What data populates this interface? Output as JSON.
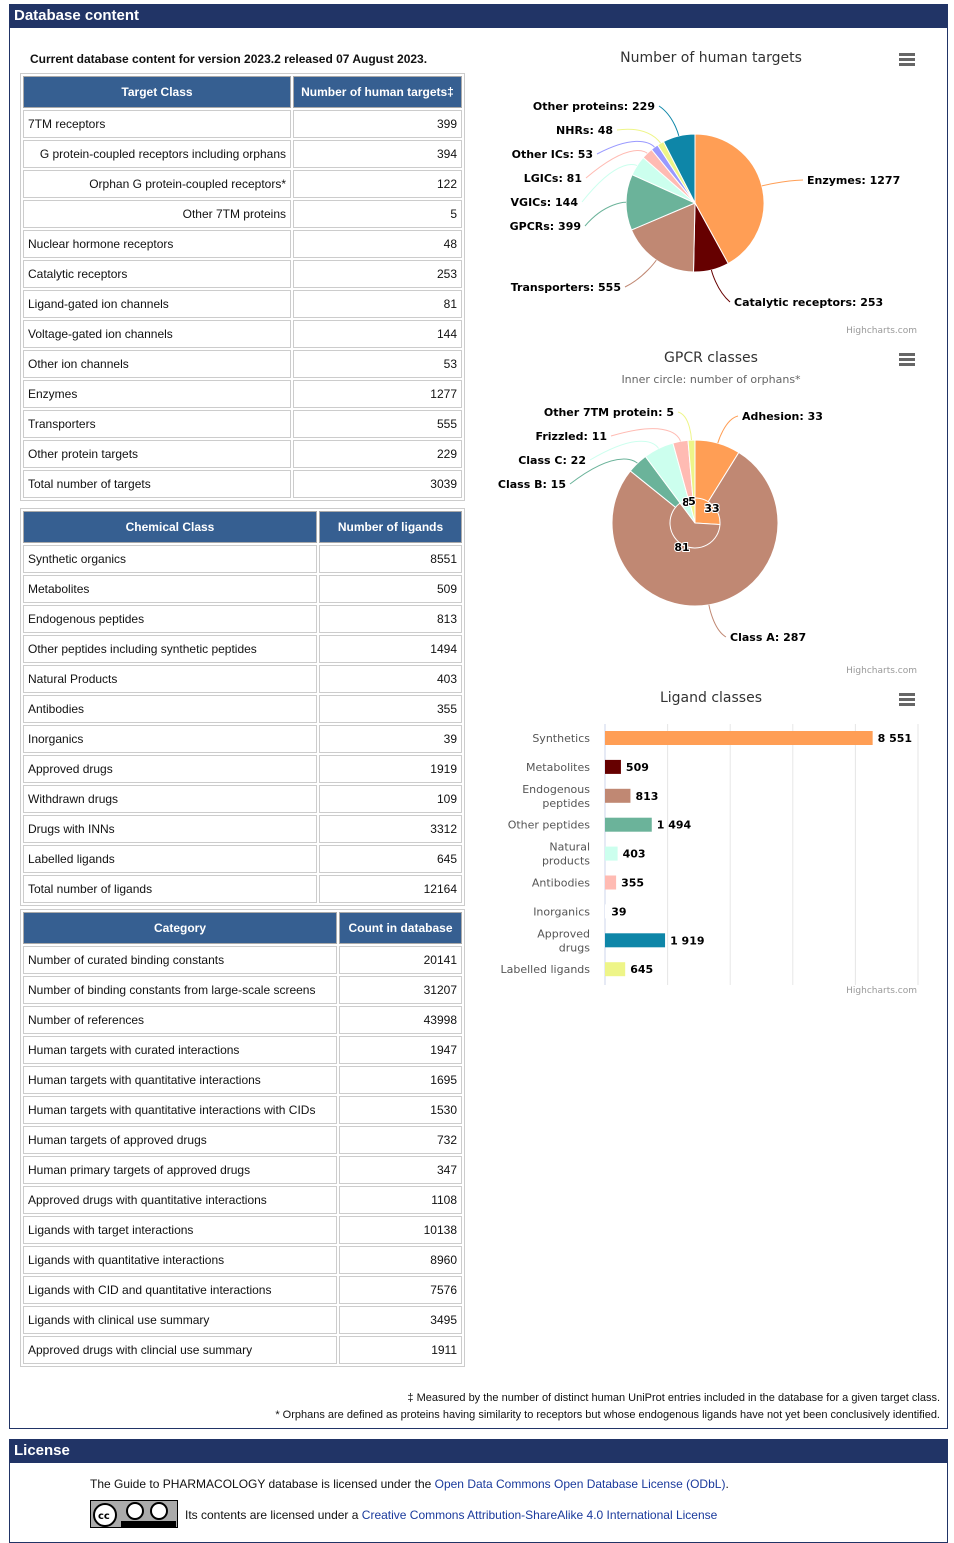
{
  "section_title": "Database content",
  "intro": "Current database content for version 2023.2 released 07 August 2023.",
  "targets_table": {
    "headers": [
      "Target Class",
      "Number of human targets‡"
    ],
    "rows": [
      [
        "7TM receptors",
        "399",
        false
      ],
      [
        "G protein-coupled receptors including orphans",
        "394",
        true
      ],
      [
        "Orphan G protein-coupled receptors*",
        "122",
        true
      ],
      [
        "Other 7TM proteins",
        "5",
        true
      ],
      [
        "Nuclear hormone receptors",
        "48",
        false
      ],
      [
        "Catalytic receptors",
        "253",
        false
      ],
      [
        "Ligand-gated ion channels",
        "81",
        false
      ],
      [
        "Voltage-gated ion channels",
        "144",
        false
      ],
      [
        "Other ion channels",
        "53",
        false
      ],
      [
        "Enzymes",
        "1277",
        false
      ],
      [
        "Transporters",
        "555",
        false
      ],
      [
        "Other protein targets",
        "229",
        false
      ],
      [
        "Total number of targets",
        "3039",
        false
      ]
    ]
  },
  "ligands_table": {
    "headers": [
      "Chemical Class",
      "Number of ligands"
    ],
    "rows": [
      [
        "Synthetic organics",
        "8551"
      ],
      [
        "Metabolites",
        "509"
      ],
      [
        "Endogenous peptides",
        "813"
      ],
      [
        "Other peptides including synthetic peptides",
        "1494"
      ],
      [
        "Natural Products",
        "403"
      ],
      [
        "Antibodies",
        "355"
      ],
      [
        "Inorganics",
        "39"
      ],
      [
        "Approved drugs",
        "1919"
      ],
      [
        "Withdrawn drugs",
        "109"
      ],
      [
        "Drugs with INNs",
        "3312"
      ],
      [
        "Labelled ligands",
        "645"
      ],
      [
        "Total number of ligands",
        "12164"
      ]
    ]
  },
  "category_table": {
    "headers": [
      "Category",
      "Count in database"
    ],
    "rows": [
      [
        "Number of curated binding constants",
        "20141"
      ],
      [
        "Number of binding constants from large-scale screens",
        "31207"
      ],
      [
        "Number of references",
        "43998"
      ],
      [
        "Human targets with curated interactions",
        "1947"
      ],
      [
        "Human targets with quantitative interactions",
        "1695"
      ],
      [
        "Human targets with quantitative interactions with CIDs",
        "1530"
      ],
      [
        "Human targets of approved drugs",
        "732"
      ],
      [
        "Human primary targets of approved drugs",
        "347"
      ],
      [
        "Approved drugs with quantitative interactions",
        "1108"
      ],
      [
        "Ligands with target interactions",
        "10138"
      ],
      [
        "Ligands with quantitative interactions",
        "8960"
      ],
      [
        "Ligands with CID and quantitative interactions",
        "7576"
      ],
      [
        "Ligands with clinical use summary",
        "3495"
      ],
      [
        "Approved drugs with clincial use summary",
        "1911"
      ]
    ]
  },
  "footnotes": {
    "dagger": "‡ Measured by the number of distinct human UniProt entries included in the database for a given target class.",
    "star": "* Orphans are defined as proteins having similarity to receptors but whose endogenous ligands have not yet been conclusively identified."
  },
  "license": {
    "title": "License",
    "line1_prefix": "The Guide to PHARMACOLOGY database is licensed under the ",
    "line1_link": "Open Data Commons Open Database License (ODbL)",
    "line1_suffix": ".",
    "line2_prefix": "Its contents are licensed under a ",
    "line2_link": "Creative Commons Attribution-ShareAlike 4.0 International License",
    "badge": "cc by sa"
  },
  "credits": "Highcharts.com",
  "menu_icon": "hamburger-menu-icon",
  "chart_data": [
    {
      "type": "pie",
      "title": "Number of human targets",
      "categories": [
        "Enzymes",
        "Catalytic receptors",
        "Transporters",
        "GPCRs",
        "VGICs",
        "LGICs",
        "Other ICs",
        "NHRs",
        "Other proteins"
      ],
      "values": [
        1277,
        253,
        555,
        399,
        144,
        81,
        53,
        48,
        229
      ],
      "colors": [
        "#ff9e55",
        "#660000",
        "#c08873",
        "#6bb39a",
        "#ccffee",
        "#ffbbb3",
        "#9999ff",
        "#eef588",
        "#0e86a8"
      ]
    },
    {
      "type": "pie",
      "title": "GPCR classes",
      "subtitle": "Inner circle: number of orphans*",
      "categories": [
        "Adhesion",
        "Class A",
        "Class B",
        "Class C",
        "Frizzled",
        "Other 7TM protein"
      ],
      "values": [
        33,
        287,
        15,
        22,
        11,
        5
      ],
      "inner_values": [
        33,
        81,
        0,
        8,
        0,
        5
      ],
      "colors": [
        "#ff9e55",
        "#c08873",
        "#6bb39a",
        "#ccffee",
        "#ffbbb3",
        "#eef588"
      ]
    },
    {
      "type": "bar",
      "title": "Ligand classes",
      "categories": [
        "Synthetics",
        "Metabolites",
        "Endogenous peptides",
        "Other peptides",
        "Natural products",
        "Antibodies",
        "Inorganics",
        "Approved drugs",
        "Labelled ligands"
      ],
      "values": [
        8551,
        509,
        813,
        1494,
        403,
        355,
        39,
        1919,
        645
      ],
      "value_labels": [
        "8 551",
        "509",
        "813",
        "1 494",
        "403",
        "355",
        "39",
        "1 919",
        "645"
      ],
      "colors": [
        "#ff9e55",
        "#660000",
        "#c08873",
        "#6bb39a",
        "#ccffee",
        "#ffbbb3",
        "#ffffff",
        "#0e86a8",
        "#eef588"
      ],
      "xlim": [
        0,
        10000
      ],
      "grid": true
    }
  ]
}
- - - -
> [What to work on]:
Go through the data and count each line that has the word "coupled", then give the total alone.

> [Result below]:
2